_SOURCE RECORDS_.
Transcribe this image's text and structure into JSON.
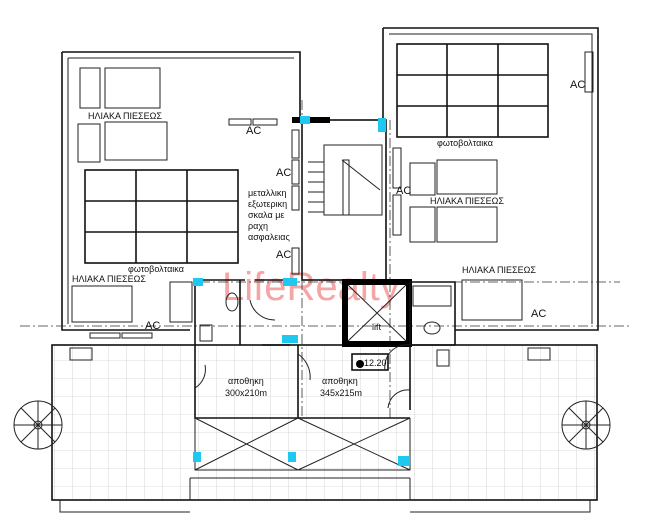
{
  "labels": {
    "solar_heater": "ΗΛΙΑΚΑ ΠΙΕΣΕΩΣ",
    "photovoltaics": "φωτοβολταικα",
    "ac": "AC",
    "stair_note": [
      "μεταλλικη",
      "εξωτερικη",
      "σκαλα με",
      "ραχη",
      "ασφαλειας"
    ],
    "lift": "lift",
    "storage_left": {
      "name": "αποθηκη",
      "size": "300x210m"
    },
    "storage_right": {
      "name": "αποθηκη",
      "size": "345x215m"
    },
    "level": "12.20"
  },
  "watermark": "LifeRealty",
  "colors": {
    "column": "#1ec8f0",
    "watermark": "#f08080",
    "walls": "#000000"
  }
}
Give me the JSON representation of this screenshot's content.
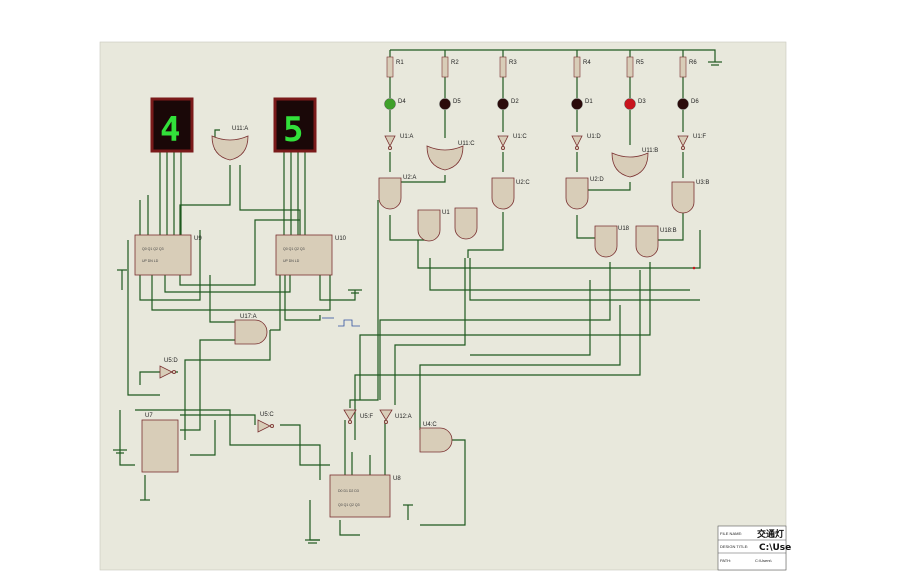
{
  "displays": [
    {
      "name": "display-left",
      "digit": "4"
    },
    {
      "name": "display-right",
      "digit": "5"
    }
  ],
  "components": {
    "gates_top": [
      "U11:A",
      "U1:A",
      "U11:C",
      "U1:C",
      "U1:D",
      "U11:B",
      "U1:F"
    ],
    "and_gates": [
      "U2:A",
      "U2:C",
      "U2:D",
      "U3:B",
      "U17:A",
      "U4:C"
    ],
    "counters": [
      "U9",
      "U10",
      "U8"
    ],
    "chip_u7": "U7",
    "inverters_mid": [
      "U5:D",
      "U5:C",
      "U5:F",
      "U12:A"
    ],
    "gate_pairs": [
      "U1",
      "U18",
      "U18:B"
    ]
  },
  "resistors": [
    "R1",
    "R2",
    "R3",
    "R4",
    "R5",
    "R6"
  ],
  "leds": [
    {
      "label": "D4",
      "color": "#3fa02a"
    },
    {
      "label": "D5",
      "color": "#2b0a0a"
    },
    {
      "label": "D2",
      "color": "#2b0a0a"
    },
    {
      "label": "D1",
      "color": "#2b0a0a"
    },
    {
      "label": "D3",
      "color": "#c8141e"
    },
    {
      "label": "D6",
      "color": "#2b0a0a"
    }
  ],
  "title_block": {
    "row1_label": "FILE NAME:",
    "row1_value": "交通灯",
    "row2_label": "DESIGN TITLE:",
    "row2_value": "C:\\Use",
    "row3_label": "PATH:",
    "row3_value": "C:\\Users\\"
  },
  "colors": {
    "sheet": "#e8e8dc",
    "wire": "#1f5a1f",
    "chip_fill": "#d8cdb8",
    "chip_stroke": "#7a3030",
    "display_bg": "#1a0808",
    "display_border": "#7a1a1a"
  }
}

_WHAT YOU WILL DO_. Pictures are excluded; output everything else in the data verbatim.

_ANSWER BELOW_.
Transcribe this image's text and structure into JSON.
{
  "labels": {
    "solar_heater": "ΗΛΙΑΚΑ ΠΙΕΣΕΩΣ",
    "photovoltaics": "φωτοβολταικα",
    "ac": "AC",
    "stair_note": [
      "μεταλλικη",
      "εξωτερικη",
      "σκαλα με",
      "ραχη",
      "ασφαλειας"
    ],
    "lift": "lift",
    "storage_left": {
      "name": "αποθηκη",
      "size": "300x210m"
    },
    "storage_right": {
      "name": "αποθηκη",
      "size": "345x215m"
    },
    "level": "12.20"
  },
  "watermark": "LifeRealty",
  "colors": {
    "column": "#1ec8f0",
    "watermark": "#f08080",
    "walls": "#000000"
  }
}
Give me the JSON representation of this screenshot's content.
{
  "displays": [
    {
      "name": "display-left",
      "digit": "4"
    },
    {
      "name": "display-right",
      "digit": "5"
    }
  ],
  "components": {
    "gates_top": [
      "U11:A",
      "U1:A",
      "U11:C",
      "U1:C",
      "U1:D",
      "U11:B",
      "U1:F"
    ],
    "and_gates": [
      "U2:A",
      "U2:C",
      "U2:D",
      "U3:B",
      "U17:A",
      "U4:C"
    ],
    "counters": [
      "U9",
      "U10",
      "U8"
    ],
    "chip_u7": "U7",
    "inverters_mid": [
      "U5:D",
      "U5:C",
      "U5:F",
      "U12:A"
    ],
    "gate_pairs": [
      "U1",
      "U18",
      "U18:B"
    ]
  },
  "resistors": [
    "R1",
    "R2",
    "R3",
    "R4",
    "R5",
    "R6"
  ],
  "leds": [
    {
      "label": "D4",
      "color": "#3fa02a"
    },
    {
      "label": "D5",
      "color": "#2b0a0a"
    },
    {
      "label": "D2",
      "color": "#2b0a0a"
    },
    {
      "label": "D1",
      "color": "#2b0a0a"
    },
    {
      "label": "D3",
      "color": "#c8141e"
    },
    {
      "label": "D6",
      "color": "#2b0a0a"
    }
  ],
  "title_block": {
    "row1_label": "FILE NAME:",
    "row1_value": "交通灯",
    "row2_label": "DESIGN TITLE:",
    "row2_value": "C:\\Use",
    "row3_label": "PATH:",
    "row3_value": "C:\\Users\\"
  },
  "colors": {
    "sheet": "#e8e8dc",
    "wire": "#1f5a1f",
    "chip_fill": "#d8cdb8",
    "chip_stroke": "#7a3030",
    "display_bg": "#1a0808",
    "display_border": "#7a1a1a"
  }
}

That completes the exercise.